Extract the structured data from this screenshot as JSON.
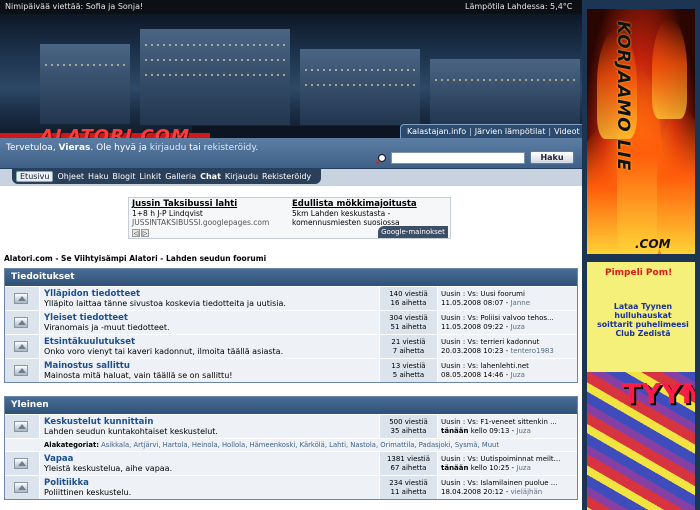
{
  "topbar": {
    "names_day": "Nimipäivää viettää: Sofia ja Sonja!",
    "temperature": "Lämpötila Lahdessa: 5,4°C"
  },
  "banner": {
    "logo": "ALATORI.COM"
  },
  "quicklinks": [
    "Kalastajan.info",
    "Järvien lämpötilat",
    "Videot"
  ],
  "welcome": {
    "prefix": "Tervetuloa, ",
    "user": "Vieras",
    "middle": ". Ole hyvä ja ",
    "login": "kirjaudu",
    "or": " tai ",
    "register": "rekisteröidy",
    "end": "."
  },
  "search": {
    "button": "Haku",
    "value": ""
  },
  "nav": [
    "Etusivu",
    "Ohjeet",
    "Haku",
    "Blogit",
    "Linkit",
    "Galleria",
    "Chat",
    "Kirjaudu",
    "Rekisteröidy"
  ],
  "ads": {
    "ad1": {
      "title": "Jussin Taksibussi lahti",
      "line1": "1+8 h J-P Lindqvist",
      "url": "JUSSINTAKSIBUSSI.googlepages.com"
    },
    "ad2": {
      "title": "Edullista mökkimajoitusta",
      "line1": "5km Lahden keskustasta -komennusmiesten suosiossa"
    },
    "badge": "Google-mainokset"
  },
  "breadcrumb": "Alatori.com - Se Viihtyisämpi Alatori - Lahden seudun foorumi",
  "categories": [
    {
      "title": "Tiedoitukset",
      "forums": [
        {
          "title": "Ylläpidon tiedotteet",
          "desc": "Ylläpito laittaa tänne sivustoa koskevia tiedotteita ja uutisia.",
          "posts": "140 viestiä",
          "topics": "16 aihetta",
          "last": "Uusin : Vs: Uusi foorumi",
          "date": "11.05.2008 08:07",
          "by": "Janne"
        },
        {
          "title": "Yleiset tiedotteet",
          "desc": "Viranomais ja -muut tiedotteet.",
          "posts": "304 viestiä",
          "topics": "51 aihetta",
          "last": "Uusin : Vs: Poliisi valvoo tehos...",
          "date": "11.05.2008 09:22",
          "by": "Juza"
        },
        {
          "title": "Etsintäkuulutukset",
          "desc": "Onko voro vienyt tai kaveri kadonnut, ilmoita täällä asiasta.",
          "posts": "21 viestiä",
          "topics": "7 aihetta",
          "last": "Uusin : Vs: terrieri kadonnut",
          "date": "20.03.2008 10:23",
          "by": "tentero1983"
        },
        {
          "title": "Mainostus sallittu",
          "desc": "Mainosta mitä haluat, vain täällä se on sallittu!",
          "posts": "13 viestiä",
          "topics": "5 aihetta",
          "last": "Uusin : Vs: lahenlehti.net",
          "date": "08.05.2008 14:46",
          "by": "Juza"
        }
      ]
    },
    {
      "title": "Yleinen",
      "forums": [
        {
          "title": "Keskustelut kunnittain",
          "desc": "Lahden seudun kuntakohtaiset keskustelut.",
          "posts": "500 viestiä",
          "topics": "35 aihetta",
          "last": "Uusin : Vs: F1-veneet sittenkin ...",
          "date": "tänään",
          "time": "kello 09:13",
          "by": "Juza"
        },
        {
          "title": "Vapaa",
          "desc": "Yleistä keskustelua, aihe vapaa.",
          "posts": "1381 viestiä",
          "topics": "67 aihetta",
          "last": "Uusin : Vs: Uutispoiminnat meilt...",
          "date": "tänään",
          "time": "kello 10:25",
          "by": "Juza"
        },
        {
          "title": "Politiikka",
          "desc": "Poliittinen keskustelu.",
          "posts": "234 viestiä",
          "topics": "11 aihetta",
          "last": "Uusin : Vs: Islamilainen puolue ...",
          "date": "18.04.2008 20:12",
          "by": "vieläjhän"
        }
      ],
      "subforums_label": "Alakategoriat:",
      "subforums": "Asikkala, Artjärvi, Hartola, Heinola, Hollola, Hämeenkoski, Kärkölä, Lahti, Nastola, Orimattila, Padasjoki, Sysmä, Muut"
    }
  ],
  "sidebar": {
    "ad_top": {
      "text": "KORJAAMO LIE",
      "suffix": ".COM"
    },
    "ad_bottom": {
      "headline": "Pimpeli Pom!",
      "body": "Lataa Tyynen hulluhauskat soittarit puhelimeesi Club Zedistä",
      "big": "TYYNE"
    }
  },
  "colors": {
    "header_blue": "#2f5177",
    "link_blue": "#1d4f8c",
    "accent_red": "#d01818",
    "page_bg": "#1f3a56"
  }
}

:::

▶ [Stated exercise] Reproduce all of the material exactly, apart from the pictures.

▶ [Worked answer]
Extract the structured data from this screenshot as JSON.
{
  "topbar": {
    "names_day": "Nimipäivää viettää: Sofia ja Sonja!",
    "temperature": "Lämpötila Lahdessa: 5,4°C"
  },
  "banner": {
    "logo": "ALATORI.COM"
  },
  "quicklinks": [
    "Kalastajan.info",
    "Järvien lämpötilat",
    "Videot"
  ],
  "welcome": {
    "prefix": "Tervetuloa, ",
    "user": "Vieras",
    "middle": ". Ole hyvä ja ",
    "login": "kirjaudu",
    "or": " tai ",
    "register": "rekisteröidy",
    "end": "."
  },
  "search": {
    "button": "Haku",
    "value": ""
  },
  "nav": [
    "Etusivu",
    "Ohjeet",
    "Haku",
    "Blogit",
    "Linkit",
    "Galleria",
    "Chat",
    "Kirjaudu",
    "Rekisteröidy"
  ],
  "ads": {
    "ad1": {
      "title": "Jussin Taksibussi lahti",
      "line1": "1+8 h J-P Lindqvist",
      "url": "JUSSINTAKSIBUSSI.googlepages.com"
    },
    "ad2": {
      "title": "Edullista mökkimajoitusta",
      "line1": "5km Lahden keskustasta -komennusmiesten suosiossa"
    },
    "badge": "Google-mainokset"
  },
  "breadcrumb": "Alatori.com - Se Viihtyisämpi Alatori - Lahden seudun foorumi",
  "categories": [
    {
      "title": "Tiedoitukset",
      "forums": [
        {
          "title": "Ylläpidon tiedotteet",
          "desc": "Ylläpito laittaa tänne sivustoa koskevia tiedotteita ja uutisia.",
          "posts": "140 viestiä",
          "topics": "16 aihetta",
          "last": "Uusin : Vs: Uusi foorumi",
          "date": "11.05.2008 08:07",
          "by": "Janne"
        },
        {
          "title": "Yleiset tiedotteet",
          "desc": "Viranomais ja -muut tiedotteet.",
          "posts": "304 viestiä",
          "topics": "51 aihetta",
          "last": "Uusin : Vs: Poliisi valvoo tehos...",
          "date": "11.05.2008 09:22",
          "by": "Juza"
        },
        {
          "title": "Etsintäkuulutukset",
          "desc": "Onko voro vienyt tai kaveri kadonnut, ilmoita täällä asiasta.",
          "posts": "21 viestiä",
          "topics": "7 aihetta",
          "last": "Uusin : Vs: terrieri kadonnut",
          "date": "20.03.2008 10:23",
          "by": "tentero1983"
        },
        {
          "title": "Mainostus sallittu",
          "desc": "Mainosta mitä haluat, vain täällä se on sallittu!",
          "posts": "13 viestiä",
          "topics": "5 aihetta",
          "last": "Uusin : Vs: lahenlehti.net",
          "date": "08.05.2008 14:46",
          "by": "Juza"
        }
      ]
    },
    {
      "title": "Yleinen",
      "forums": [
        {
          "title": "Keskustelut kunnittain",
          "desc": "Lahden seudun kuntakohtaiset keskustelut.",
          "posts": "500 viestiä",
          "topics": "35 aihetta",
          "last": "Uusin : Vs: F1-veneet sittenkin ...",
          "date": "tänään",
          "time": "kello 09:13",
          "by": "Juza"
        },
        {
          "title": "Vapaa",
          "desc": "Yleistä keskustelua, aihe vapaa.",
          "posts": "1381 viestiä",
          "topics": "67 aihetta",
          "last": "Uusin : Vs: Uutispoiminnat meilt...",
          "date": "tänään",
          "time": "kello 10:25",
          "by": "Juza"
        },
        {
          "title": "Politiikka",
          "desc": "Poliittinen keskustelu.",
          "posts": "234 viestiä",
          "topics": "11 aihetta",
          "last": "Uusin : Vs: Islamilainen puolue ...",
          "date": "18.04.2008 20:12",
          "by": "vieläjhän"
        }
      ],
      "subforums_label": "Alakategoriat:",
      "subforums": "Asikkala, Artjärvi, Hartola, Heinola, Hollola, Hämeenkoski, Kärkölä, Lahti, Nastola, Orimattila, Padasjoki, Sysmä, Muut"
    }
  ],
  "sidebar": {
    "ad_top": {
      "text": "KORJAAMO LIE",
      "suffix": ".COM"
    },
    "ad_bottom": {
      "headline": "Pimpeli Pom!",
      "body": "Lataa Tyynen hulluhauskat soittarit puhelimeesi Club Zedistä",
      "big": "TYYNE"
    }
  },
  "colors": {
    "header_blue": "#2f5177",
    "link_blue": "#1d4f8c",
    "accent_red": "#d01818",
    "page_bg": "#1f3a56"
  }
}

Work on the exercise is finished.